What to produce:
Tally up the lines carrying the string "мероприятий" and respond with only the resulting number.
═════ Task data ═════
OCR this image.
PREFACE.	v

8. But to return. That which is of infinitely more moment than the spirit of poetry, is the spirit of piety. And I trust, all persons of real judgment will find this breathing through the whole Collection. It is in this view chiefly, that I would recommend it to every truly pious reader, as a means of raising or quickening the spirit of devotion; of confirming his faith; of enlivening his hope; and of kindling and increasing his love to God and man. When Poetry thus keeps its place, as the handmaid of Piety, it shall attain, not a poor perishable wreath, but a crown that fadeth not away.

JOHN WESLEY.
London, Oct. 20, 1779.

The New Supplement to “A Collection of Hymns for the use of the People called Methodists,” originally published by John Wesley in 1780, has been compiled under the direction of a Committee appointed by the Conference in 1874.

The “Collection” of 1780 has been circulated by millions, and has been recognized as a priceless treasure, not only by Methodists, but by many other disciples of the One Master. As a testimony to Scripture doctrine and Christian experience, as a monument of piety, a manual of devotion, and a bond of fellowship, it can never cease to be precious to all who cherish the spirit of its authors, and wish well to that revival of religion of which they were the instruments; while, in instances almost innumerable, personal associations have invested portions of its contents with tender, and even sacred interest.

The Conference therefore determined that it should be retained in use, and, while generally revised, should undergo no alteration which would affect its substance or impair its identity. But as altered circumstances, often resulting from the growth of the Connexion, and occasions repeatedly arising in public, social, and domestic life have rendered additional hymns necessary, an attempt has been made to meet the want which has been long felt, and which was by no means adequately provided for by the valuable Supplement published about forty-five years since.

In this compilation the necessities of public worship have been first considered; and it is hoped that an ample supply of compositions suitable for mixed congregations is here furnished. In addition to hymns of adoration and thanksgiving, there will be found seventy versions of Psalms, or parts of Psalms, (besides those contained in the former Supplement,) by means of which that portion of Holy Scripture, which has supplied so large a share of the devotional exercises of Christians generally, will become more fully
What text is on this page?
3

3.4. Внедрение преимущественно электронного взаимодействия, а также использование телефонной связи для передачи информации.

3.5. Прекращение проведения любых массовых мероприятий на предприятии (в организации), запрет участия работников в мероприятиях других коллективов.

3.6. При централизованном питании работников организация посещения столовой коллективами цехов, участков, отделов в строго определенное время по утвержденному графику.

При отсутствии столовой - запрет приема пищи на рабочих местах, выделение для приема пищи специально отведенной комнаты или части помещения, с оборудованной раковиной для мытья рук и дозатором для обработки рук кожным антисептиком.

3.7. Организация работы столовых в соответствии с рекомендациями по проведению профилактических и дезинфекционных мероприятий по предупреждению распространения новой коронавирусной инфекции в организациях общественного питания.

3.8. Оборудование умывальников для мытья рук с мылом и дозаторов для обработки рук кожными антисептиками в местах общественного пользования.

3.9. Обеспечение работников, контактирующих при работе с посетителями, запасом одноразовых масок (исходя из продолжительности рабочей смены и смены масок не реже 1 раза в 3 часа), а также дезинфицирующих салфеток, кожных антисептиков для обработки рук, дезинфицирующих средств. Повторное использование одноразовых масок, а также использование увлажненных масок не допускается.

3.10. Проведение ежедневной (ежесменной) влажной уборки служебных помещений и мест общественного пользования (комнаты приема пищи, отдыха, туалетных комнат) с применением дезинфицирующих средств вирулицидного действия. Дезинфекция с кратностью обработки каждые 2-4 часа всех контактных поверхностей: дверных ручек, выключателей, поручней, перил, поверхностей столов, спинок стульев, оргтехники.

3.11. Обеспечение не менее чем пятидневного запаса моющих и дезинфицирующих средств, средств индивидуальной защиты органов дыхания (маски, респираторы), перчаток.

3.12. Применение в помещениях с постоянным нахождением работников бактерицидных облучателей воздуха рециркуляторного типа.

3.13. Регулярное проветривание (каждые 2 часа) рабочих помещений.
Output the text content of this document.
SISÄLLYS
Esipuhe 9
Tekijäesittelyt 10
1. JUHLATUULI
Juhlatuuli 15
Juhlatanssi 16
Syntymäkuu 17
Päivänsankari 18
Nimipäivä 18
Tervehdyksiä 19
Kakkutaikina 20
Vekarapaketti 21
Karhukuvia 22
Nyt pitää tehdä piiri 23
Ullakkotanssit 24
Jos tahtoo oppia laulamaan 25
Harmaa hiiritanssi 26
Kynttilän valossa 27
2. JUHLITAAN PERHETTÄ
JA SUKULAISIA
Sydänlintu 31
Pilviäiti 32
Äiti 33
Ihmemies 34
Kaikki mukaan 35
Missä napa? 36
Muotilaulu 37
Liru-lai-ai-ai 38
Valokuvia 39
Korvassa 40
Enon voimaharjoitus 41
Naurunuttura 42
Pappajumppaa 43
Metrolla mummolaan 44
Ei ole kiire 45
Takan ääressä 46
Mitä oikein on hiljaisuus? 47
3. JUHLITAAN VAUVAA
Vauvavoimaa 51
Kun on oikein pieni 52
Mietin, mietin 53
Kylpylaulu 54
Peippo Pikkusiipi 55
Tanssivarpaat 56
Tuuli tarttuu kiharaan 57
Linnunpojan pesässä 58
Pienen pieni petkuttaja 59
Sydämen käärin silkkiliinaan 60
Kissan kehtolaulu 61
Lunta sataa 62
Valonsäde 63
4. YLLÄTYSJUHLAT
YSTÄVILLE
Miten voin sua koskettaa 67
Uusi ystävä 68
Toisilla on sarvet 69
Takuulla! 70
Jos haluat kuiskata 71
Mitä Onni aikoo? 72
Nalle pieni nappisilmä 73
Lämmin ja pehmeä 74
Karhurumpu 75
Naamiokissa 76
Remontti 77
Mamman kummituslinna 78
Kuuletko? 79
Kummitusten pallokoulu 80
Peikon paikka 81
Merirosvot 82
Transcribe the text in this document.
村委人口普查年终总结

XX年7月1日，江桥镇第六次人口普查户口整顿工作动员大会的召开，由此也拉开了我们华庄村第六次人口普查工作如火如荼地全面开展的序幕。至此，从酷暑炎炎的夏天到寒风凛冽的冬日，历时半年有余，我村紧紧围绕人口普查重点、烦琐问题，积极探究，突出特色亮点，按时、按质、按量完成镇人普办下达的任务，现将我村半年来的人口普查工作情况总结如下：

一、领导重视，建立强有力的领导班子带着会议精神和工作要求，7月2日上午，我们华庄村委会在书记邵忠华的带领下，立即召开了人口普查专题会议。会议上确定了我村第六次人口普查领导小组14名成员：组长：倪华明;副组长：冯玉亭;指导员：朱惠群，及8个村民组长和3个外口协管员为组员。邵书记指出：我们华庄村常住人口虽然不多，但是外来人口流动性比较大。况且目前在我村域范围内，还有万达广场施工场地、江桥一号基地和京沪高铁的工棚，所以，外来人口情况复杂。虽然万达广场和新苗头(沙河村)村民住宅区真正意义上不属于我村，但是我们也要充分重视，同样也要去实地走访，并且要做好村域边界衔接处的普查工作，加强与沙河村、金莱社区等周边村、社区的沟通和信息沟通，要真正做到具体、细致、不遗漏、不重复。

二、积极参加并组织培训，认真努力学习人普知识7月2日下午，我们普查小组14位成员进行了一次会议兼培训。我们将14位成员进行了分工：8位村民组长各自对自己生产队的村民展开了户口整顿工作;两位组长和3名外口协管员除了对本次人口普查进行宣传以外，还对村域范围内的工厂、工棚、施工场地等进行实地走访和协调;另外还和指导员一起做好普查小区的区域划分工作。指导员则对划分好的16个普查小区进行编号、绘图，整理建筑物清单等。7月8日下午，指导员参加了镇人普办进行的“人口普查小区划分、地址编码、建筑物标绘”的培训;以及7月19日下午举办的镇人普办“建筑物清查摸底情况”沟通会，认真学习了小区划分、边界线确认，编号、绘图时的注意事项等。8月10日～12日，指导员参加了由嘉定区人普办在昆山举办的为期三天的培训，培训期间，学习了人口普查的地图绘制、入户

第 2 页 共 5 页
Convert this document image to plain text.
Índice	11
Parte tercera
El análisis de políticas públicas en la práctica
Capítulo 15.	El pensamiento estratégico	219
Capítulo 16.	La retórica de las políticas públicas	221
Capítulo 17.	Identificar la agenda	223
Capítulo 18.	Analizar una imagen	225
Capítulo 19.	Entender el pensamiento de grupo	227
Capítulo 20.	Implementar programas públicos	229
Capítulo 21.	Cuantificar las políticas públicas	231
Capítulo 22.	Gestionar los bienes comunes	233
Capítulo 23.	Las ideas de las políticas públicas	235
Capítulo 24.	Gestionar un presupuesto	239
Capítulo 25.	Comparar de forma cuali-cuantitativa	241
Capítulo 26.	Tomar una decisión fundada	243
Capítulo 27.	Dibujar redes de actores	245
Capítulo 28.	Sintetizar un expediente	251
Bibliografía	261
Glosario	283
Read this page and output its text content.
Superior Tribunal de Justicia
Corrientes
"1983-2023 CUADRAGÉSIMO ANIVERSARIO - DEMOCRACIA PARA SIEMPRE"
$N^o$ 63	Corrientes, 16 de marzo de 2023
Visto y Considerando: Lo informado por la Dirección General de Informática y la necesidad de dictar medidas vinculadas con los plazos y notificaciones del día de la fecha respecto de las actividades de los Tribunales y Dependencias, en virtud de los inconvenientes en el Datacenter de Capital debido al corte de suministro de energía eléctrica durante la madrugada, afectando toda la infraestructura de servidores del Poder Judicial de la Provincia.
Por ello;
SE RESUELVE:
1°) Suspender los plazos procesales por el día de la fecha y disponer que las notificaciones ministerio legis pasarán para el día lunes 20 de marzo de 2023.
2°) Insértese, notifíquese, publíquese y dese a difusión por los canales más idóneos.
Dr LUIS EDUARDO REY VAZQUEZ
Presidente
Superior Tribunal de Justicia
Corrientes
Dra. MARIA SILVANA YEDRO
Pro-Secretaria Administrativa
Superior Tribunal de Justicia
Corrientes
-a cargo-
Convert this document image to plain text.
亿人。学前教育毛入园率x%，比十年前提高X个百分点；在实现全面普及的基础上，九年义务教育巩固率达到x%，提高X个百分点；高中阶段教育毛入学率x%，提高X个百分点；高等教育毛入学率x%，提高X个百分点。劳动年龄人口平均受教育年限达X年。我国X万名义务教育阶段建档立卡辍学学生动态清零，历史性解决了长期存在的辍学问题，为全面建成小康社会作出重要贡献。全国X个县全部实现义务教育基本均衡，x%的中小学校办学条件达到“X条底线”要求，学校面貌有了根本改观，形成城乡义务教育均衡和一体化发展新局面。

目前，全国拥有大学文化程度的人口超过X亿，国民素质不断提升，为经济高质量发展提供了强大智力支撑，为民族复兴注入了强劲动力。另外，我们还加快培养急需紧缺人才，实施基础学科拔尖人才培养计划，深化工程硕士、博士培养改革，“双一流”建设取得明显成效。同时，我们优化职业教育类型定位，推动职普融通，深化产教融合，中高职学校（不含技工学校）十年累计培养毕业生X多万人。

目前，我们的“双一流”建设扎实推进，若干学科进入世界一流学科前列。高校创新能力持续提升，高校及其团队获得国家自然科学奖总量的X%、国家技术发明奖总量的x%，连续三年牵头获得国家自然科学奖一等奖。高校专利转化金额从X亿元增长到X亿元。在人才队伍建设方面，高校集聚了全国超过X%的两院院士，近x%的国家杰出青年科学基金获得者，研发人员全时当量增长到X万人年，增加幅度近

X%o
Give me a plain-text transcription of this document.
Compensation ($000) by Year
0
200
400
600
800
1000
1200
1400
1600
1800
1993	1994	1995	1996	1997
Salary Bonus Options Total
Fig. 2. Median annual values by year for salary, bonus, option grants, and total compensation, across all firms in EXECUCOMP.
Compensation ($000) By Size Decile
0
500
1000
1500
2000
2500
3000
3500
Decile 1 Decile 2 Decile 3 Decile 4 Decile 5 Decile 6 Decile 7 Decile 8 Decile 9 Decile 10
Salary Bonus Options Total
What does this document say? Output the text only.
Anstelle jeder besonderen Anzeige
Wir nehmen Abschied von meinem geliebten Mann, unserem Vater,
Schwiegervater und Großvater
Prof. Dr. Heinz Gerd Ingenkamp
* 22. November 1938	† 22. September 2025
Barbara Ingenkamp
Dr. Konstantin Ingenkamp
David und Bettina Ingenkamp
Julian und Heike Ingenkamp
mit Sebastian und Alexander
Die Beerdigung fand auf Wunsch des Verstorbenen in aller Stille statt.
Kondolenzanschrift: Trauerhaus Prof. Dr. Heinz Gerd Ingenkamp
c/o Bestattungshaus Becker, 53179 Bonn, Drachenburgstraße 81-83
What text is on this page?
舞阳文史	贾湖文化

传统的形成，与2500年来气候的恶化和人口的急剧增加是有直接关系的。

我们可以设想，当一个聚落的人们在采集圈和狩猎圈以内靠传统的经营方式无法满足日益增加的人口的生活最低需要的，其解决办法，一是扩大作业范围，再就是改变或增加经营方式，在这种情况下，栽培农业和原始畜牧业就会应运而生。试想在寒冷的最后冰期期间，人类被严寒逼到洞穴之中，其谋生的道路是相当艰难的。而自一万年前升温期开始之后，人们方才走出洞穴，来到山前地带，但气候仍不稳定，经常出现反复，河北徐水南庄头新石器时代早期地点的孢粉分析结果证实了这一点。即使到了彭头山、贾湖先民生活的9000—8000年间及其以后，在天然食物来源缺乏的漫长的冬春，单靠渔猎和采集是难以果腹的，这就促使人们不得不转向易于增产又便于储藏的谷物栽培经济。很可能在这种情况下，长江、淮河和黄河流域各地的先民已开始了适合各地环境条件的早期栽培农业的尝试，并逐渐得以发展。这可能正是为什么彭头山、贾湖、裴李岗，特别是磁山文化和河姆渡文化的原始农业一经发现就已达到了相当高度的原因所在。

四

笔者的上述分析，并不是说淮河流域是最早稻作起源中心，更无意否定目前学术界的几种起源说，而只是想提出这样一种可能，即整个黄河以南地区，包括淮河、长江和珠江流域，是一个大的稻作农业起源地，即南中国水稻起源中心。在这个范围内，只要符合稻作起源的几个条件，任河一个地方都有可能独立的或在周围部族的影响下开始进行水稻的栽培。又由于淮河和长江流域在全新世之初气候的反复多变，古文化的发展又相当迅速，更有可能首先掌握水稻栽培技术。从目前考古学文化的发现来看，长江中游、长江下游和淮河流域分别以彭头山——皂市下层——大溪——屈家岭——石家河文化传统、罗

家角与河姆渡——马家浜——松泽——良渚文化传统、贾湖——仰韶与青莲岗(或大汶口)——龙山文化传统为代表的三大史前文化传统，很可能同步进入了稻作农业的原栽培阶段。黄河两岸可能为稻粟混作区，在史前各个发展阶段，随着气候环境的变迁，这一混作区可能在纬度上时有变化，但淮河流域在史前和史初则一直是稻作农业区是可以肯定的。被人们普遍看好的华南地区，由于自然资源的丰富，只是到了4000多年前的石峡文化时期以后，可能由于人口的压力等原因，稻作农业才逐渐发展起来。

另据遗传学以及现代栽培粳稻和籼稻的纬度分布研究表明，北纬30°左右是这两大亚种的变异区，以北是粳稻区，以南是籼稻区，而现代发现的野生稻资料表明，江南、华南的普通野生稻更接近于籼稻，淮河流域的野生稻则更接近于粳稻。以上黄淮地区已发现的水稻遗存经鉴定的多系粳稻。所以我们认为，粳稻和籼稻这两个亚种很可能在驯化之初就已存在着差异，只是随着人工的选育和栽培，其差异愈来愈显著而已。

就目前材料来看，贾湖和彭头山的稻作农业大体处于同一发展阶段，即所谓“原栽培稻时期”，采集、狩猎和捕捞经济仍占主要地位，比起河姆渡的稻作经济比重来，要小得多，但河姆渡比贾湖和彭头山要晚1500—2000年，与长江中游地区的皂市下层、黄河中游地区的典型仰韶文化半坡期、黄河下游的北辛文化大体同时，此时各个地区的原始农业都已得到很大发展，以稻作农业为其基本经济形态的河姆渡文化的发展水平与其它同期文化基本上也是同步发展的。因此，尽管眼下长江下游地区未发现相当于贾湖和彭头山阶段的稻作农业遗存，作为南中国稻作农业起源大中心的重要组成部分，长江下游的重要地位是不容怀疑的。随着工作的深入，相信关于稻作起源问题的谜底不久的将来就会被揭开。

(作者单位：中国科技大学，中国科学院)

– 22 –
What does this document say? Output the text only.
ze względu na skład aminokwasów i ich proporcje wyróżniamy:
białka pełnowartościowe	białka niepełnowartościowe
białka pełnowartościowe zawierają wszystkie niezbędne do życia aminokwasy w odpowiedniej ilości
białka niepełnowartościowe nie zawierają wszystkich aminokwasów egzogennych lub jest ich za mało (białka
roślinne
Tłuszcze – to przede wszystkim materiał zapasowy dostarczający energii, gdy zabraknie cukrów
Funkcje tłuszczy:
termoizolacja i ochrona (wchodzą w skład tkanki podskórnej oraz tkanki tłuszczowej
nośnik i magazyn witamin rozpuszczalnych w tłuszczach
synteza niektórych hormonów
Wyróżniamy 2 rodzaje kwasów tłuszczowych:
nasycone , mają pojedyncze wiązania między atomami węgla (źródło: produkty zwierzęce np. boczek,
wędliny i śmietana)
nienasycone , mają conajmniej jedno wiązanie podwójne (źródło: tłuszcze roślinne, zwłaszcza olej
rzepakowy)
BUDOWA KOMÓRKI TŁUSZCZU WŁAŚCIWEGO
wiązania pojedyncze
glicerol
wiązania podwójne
═════
Result below:
2